Figure record extracts
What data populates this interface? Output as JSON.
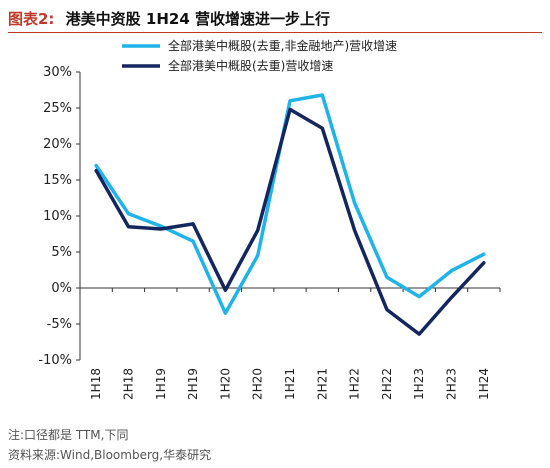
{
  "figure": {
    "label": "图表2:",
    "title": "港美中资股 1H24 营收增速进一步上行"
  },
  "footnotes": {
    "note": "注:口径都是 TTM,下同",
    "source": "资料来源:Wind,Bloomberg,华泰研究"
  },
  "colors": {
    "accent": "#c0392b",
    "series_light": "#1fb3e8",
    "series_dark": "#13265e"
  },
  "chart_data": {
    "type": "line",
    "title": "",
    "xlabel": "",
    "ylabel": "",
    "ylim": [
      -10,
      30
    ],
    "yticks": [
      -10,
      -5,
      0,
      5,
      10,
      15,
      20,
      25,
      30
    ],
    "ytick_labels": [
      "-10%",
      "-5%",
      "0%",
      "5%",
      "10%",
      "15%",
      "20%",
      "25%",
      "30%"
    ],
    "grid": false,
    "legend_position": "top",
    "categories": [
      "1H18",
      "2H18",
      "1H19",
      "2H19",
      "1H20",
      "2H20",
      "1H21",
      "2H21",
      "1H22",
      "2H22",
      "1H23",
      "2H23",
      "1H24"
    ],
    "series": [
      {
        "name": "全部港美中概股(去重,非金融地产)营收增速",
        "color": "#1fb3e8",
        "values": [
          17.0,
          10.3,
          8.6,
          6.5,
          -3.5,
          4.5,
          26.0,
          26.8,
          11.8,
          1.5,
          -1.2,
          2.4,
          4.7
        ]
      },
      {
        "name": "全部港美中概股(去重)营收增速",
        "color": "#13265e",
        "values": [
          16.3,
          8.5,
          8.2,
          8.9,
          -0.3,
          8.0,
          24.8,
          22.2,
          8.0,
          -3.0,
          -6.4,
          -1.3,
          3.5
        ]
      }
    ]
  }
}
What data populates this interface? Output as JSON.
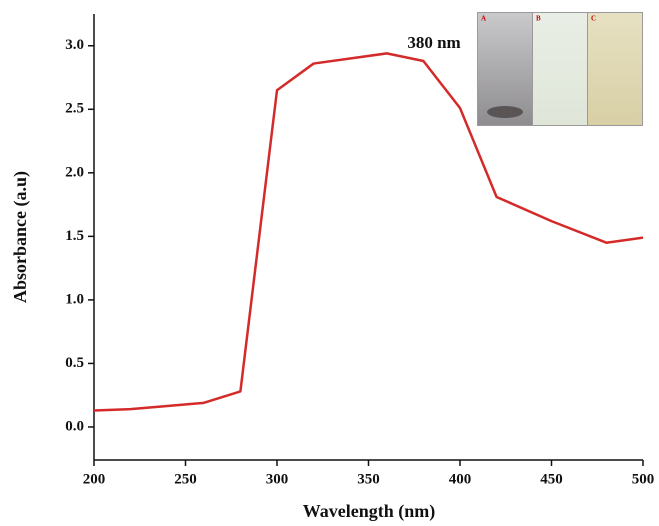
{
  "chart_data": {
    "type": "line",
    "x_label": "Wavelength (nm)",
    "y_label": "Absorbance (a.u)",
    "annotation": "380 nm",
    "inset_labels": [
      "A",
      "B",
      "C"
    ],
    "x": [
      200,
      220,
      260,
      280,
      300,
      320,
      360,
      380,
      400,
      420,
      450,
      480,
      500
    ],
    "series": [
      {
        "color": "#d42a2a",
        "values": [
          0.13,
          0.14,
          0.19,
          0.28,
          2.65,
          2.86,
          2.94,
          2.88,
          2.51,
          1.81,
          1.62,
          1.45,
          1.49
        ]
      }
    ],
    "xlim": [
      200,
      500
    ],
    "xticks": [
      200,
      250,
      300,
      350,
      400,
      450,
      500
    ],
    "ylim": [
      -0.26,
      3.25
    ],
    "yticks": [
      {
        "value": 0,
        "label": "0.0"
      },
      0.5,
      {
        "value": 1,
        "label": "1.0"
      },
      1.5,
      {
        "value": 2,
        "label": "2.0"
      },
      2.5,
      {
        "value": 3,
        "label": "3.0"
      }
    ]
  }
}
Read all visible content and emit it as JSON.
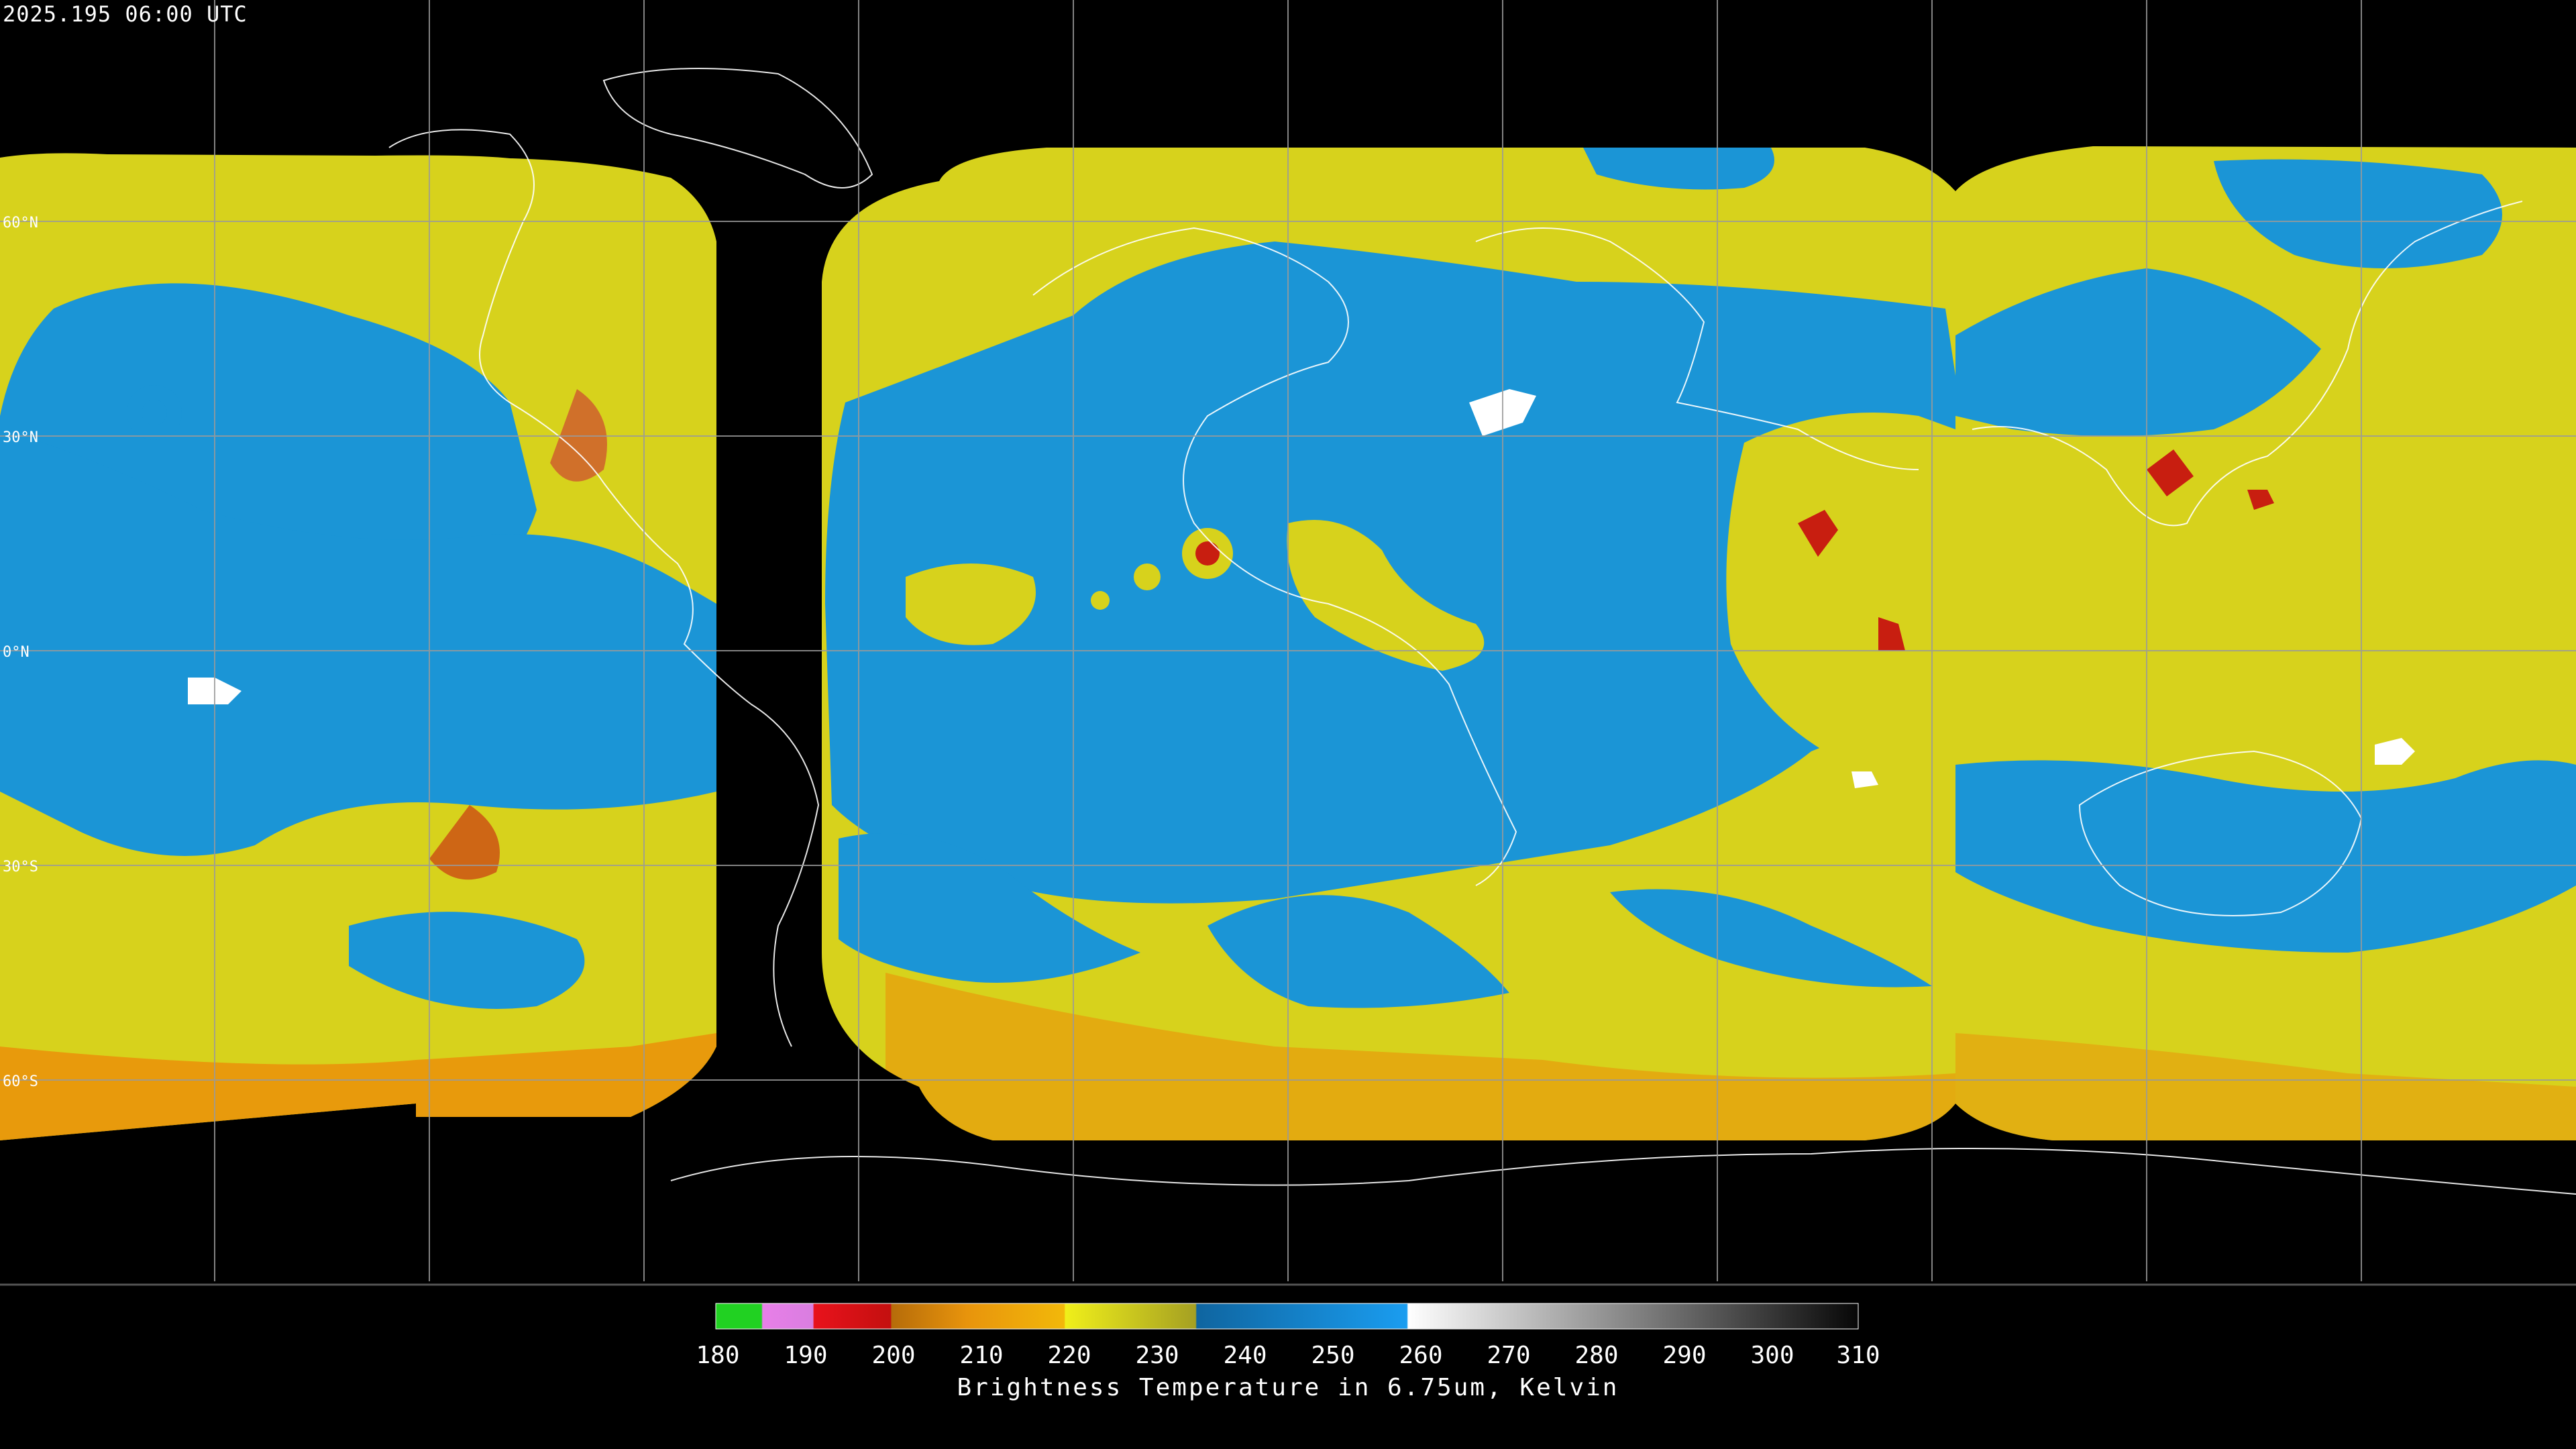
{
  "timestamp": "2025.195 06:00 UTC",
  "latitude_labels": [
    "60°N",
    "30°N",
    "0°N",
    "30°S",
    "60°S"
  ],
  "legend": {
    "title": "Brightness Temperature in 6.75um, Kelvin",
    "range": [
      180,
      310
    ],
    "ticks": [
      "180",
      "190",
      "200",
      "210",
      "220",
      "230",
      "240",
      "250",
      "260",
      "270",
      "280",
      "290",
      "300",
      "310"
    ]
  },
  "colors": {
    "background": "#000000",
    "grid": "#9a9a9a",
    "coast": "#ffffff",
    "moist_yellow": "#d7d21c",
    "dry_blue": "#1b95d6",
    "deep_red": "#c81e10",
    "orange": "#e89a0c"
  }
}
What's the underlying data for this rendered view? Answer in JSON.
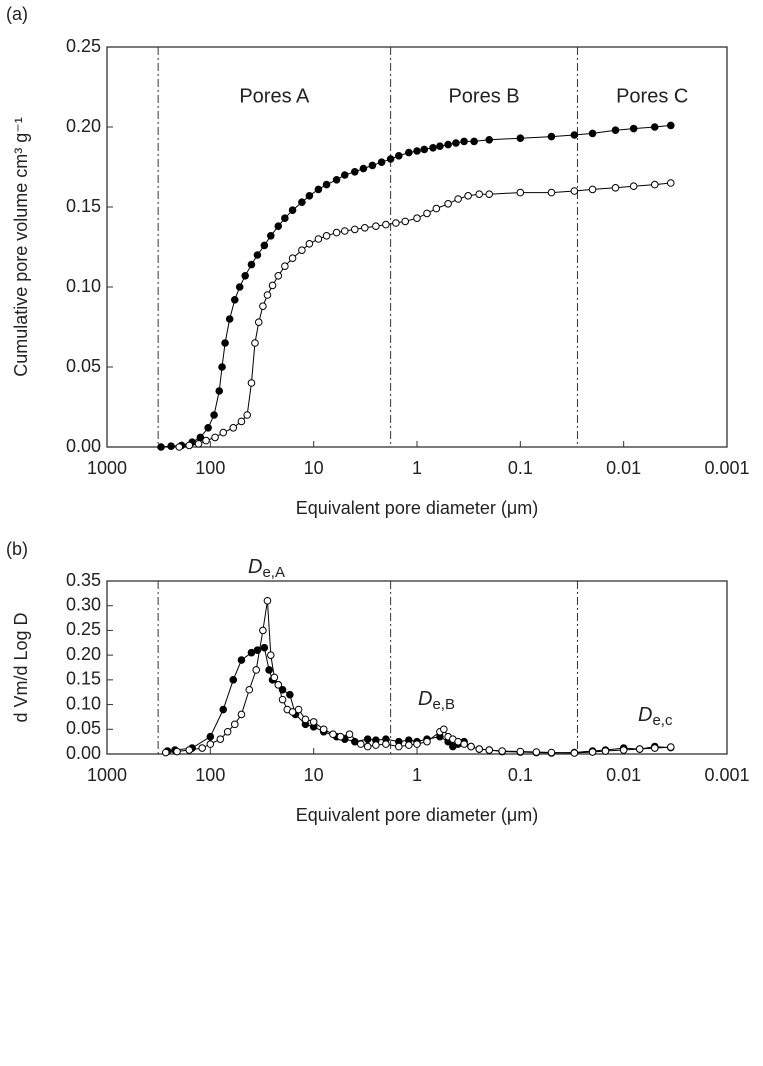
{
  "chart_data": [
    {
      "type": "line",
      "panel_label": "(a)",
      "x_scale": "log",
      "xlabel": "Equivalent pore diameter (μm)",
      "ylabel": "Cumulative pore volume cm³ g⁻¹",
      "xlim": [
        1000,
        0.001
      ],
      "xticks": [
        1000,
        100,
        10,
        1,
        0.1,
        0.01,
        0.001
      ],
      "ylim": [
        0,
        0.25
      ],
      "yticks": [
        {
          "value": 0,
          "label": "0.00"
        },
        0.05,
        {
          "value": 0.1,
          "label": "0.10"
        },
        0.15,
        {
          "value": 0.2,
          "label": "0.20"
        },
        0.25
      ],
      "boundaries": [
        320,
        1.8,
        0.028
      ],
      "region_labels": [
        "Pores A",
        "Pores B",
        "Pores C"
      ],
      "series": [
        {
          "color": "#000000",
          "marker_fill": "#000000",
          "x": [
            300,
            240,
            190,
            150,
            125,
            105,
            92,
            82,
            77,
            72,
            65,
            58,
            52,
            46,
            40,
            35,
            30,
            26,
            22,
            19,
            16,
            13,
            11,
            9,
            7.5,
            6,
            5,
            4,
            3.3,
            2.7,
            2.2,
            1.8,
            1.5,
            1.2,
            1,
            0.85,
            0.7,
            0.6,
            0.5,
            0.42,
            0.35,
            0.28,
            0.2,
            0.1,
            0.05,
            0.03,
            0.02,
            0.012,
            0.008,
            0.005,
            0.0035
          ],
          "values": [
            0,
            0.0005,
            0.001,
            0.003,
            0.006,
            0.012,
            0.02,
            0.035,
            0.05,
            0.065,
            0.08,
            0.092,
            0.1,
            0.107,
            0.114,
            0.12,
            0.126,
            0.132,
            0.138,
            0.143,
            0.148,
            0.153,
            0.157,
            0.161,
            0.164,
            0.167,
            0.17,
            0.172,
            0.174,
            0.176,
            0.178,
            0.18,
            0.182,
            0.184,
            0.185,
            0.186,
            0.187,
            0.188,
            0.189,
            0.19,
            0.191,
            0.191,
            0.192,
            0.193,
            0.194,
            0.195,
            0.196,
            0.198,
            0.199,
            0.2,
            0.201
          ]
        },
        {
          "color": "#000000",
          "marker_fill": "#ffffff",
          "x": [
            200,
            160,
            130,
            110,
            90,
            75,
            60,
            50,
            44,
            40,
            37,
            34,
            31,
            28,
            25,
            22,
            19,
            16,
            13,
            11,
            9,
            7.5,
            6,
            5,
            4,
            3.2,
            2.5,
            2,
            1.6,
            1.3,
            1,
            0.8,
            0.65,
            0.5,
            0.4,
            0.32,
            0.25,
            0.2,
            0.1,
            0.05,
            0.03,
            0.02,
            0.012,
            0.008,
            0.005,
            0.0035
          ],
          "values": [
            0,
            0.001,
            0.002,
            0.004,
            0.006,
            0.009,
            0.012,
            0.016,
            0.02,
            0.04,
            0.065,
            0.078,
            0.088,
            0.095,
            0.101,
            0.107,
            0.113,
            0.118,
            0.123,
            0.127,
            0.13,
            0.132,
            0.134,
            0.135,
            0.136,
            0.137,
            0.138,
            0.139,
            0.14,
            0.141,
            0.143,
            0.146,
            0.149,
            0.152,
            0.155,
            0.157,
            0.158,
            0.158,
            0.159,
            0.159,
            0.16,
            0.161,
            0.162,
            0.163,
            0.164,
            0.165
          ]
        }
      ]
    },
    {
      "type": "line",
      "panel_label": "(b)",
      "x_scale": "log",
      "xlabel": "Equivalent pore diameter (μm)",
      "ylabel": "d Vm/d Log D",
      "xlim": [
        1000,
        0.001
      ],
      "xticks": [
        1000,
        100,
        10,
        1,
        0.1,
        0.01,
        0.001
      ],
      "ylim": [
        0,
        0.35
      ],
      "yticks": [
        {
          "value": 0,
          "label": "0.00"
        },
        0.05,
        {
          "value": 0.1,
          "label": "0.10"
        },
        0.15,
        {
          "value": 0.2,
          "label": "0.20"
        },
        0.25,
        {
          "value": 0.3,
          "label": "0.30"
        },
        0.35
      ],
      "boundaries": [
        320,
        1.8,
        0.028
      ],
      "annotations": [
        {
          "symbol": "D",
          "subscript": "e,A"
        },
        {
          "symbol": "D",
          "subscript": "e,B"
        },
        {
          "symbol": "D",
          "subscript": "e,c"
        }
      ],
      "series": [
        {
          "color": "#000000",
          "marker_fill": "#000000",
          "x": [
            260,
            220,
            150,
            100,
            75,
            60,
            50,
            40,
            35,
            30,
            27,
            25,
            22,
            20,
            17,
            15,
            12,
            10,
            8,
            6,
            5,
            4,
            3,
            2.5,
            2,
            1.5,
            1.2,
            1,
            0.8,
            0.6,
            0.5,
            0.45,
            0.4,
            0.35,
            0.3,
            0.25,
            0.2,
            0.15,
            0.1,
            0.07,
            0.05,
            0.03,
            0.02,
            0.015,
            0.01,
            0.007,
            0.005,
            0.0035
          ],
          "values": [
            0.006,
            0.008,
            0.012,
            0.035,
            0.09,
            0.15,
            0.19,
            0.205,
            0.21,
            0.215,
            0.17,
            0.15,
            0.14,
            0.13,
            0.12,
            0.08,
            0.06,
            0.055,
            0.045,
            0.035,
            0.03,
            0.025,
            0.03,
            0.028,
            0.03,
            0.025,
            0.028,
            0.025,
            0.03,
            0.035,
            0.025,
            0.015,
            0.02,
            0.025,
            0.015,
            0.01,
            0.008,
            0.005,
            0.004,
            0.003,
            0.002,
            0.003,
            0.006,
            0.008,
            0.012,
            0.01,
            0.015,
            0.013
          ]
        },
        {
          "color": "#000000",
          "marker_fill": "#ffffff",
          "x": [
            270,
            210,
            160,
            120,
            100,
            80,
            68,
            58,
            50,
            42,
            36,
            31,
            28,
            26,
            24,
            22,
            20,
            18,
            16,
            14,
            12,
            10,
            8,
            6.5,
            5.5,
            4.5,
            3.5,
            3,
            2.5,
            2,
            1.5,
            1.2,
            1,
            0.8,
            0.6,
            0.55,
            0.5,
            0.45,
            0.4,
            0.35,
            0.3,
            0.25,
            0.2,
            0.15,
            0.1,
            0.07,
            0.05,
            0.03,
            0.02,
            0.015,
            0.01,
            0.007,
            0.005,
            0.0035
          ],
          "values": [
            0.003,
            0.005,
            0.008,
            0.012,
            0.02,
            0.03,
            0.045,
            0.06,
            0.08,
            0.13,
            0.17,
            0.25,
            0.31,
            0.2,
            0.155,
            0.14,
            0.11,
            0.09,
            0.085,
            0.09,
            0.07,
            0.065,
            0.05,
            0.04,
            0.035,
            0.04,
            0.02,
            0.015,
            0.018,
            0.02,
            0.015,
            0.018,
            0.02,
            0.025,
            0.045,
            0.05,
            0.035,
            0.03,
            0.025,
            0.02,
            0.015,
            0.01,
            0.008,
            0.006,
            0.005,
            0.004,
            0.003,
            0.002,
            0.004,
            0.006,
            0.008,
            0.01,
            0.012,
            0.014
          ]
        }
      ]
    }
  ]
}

[Brief] List all lines where "subscript" occurs.

[Full solution]
          "subscript": "e,A"
          "subscript": "e,B"
          "subscript": "e,c"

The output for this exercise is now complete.